We had walked through Fanueil Hall when we first arrived, but after lunch we walked back that way and noticed large bouquets of red, white and blue balloons, and saw all these folks watching the door with cameras at the ready and excitement building.  I asked the gent next to me what was happening and he said that 370 people had just received their American citizenship and were exiting through the front door of Faneuil Hall. The folks outside were the family and friends waiting to congratulate them.  Some unbelievable hurdles had been overcome in order to arrive at this day and the joy was evident everywhere.

I had never seen a naturalization ceremony and was thrilled to be there.  I hope the pictures below convey a little bit of the happiness these immigrants from about 80 different countries felt at becoming citizens of our great land. 


The front door of Faneuil Hall with the emerging new citizens.


This man, a former Aussie, was so excited.  His partner was waiting outside and I ran over to congratulate him.  He let me see the certificate up close with his picture, all pertinent identifying factors, his former country of citizenship, and all the associated stamps and signatures admitting him as a US citizen. They were headed out for a night of well-deserved celebration.

I did ask before I took the picture of these three happy ladies.  This is better than a college graduation!

Same here.

We even had the nerve to crash a small party being held down the street at the Armenian Heritage Park replete with refreshments (cider and sweets), entertainment (the Black Sea Salsa Band), salsa demos (Dance Caliente) and...
...speeches by a couple of politicians urging the new citizens to vote.  How predictable was that.  Before we left, we chatted up a darling young Panamanian woman there with her husband, three-year old daughter, and her citizenship certificate protectively clutched in her hand. 

And thus ends another wonderful sojourn, this time not so far from home, but as wonderful as the most far-flung places we've been.  We left for the airport Friday afternoon after yet another round of oysters (Malpeque from PEI) and fish n' chips (Boston scrod) in a popular Boston restaurant, Legal Seafood (slogan: if it ain't fresh, it ain't Legal).  Did I mention that Boston is a mecca for foodies?  We SHALL return! 

Thanks for joining us!


Wednesday, October 12, 2016

Boston, the Cradle of Liberty (or was that Philadelphia...)

Isn't this a pretty picture of the Boston Skyline.  I'm not even sure where I took it, so I won't say.  I love the way the shadows of the buildings hit the water.


Same with this picture.  The Boston Harbor is all around us.  We are staying at the Seaport Hotel--great location and beautiful facilities. Our room is on the 16th floor overlooking the Harbor and I could spend hours just looking at the view.  This isn't it, but it is just as interesting.  Logan Airport is just across the Harbor and we can see planes taking off and landing.  We could almost swim there.



Another picture of the fabulous Boston skyline.  


This is our second day in Boston, and by now I feel that I understand what all the excitement is about.  What a beautiful and fascinating city!  The history alone could occupy one for weeks, but since we don't have the time to absorb it all, we are sightseeing instead.  The weather is perfect and the only thing that prevents further walking is our aching feet.

PROVIDED MATERIAL:

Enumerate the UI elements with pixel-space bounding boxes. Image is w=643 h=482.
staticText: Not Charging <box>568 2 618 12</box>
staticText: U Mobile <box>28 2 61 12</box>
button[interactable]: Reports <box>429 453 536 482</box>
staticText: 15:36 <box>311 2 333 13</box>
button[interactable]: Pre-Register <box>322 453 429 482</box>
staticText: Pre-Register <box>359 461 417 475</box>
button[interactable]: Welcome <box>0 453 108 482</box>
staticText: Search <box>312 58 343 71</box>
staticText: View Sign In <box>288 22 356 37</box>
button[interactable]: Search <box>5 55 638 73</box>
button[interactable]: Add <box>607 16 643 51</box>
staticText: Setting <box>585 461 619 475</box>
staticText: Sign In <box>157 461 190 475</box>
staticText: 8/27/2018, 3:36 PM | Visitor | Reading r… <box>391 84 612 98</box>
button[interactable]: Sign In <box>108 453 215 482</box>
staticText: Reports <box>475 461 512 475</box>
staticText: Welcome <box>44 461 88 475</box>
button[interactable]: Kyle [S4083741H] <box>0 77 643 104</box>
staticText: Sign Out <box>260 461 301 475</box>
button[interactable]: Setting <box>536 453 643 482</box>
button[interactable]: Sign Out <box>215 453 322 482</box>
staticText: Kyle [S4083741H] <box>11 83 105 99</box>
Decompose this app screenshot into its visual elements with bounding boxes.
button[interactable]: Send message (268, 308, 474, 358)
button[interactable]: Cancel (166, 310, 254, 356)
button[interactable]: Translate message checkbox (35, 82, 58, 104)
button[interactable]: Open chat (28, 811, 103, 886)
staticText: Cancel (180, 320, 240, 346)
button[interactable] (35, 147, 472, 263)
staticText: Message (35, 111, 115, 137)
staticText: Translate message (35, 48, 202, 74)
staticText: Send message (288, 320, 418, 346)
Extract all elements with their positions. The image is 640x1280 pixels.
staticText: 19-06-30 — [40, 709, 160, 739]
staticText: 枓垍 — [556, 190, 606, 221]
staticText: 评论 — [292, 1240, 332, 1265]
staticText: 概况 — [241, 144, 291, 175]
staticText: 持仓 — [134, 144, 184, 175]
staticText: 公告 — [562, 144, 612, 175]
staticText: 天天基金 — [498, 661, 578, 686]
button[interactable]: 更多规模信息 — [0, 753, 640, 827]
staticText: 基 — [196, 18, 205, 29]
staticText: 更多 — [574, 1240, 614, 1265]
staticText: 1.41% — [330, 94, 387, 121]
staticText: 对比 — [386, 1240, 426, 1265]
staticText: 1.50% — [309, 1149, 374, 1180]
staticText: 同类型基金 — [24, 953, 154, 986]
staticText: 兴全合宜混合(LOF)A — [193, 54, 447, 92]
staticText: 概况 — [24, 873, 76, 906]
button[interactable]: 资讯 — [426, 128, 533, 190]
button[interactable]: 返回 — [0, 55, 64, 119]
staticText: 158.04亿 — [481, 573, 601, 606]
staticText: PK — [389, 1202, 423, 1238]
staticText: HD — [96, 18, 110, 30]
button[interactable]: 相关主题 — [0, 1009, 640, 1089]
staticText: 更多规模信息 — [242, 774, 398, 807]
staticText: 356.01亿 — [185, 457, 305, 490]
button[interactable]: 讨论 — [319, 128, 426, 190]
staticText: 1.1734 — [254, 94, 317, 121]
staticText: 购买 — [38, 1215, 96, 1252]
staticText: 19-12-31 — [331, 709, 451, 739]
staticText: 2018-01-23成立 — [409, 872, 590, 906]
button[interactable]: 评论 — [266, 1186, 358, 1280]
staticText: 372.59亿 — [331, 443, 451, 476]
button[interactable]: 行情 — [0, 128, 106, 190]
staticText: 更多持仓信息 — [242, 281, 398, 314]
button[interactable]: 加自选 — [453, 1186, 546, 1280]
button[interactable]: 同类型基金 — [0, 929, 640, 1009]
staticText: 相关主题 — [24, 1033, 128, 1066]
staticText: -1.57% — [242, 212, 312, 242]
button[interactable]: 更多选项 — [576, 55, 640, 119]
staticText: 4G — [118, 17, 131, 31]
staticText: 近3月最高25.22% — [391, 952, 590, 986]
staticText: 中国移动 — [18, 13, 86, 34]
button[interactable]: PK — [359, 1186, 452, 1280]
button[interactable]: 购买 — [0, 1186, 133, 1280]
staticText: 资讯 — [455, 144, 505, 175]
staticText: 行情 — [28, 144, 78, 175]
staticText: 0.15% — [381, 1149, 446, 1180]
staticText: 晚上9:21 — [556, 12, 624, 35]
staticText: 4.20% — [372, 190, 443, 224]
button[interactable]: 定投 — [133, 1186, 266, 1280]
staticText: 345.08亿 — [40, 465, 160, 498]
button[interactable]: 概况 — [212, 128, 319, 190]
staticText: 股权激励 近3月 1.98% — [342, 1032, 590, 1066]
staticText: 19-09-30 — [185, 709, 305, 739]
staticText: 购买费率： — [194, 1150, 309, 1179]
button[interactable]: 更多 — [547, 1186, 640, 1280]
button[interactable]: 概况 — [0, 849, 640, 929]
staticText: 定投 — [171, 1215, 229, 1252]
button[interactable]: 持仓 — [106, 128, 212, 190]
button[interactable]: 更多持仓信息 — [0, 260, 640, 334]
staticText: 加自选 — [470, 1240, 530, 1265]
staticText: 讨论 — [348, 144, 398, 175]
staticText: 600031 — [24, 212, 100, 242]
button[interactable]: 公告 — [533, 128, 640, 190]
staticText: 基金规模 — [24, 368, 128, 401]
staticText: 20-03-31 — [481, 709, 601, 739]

WORK TO COMPLETE:
a – Please return the passage of the Boston travel blog between "Same with this" and "our aching feet.", inclusive.
b – List each food and drink mentioned in the Boston travel blog.
The lines come from a separate source.

SOLUTIONS:
a –
Same with this picture.  The Boston Harbor is all around us.  We are staying at the Seaport Hotel--great location and beautiful facilities. Our room is on the 16th floor overlooking the Harbor and I could spend hours just looking at the view.  This isn't it, but it is just as interesting.  Logan Airport is just across the Harbor and we can see planes taking off and landing.  We could almost swim there.



Another picture of the fabulous Boston skyline.  


This is our second day in Boston, and by now I feel that I understand what all the excitement is about.  What a beautiful and fascinating city!  The history alone could occupy one for weeks, but since we don't have the time to absorb it all, we are sightseeing instead.  The weather is perfect and the only thing that prevents further walking is our aching feet.

b –
- Cider
- Sweets
- Oysters (Malpeque from PEI)
- Fish n' chips (Boston scrod)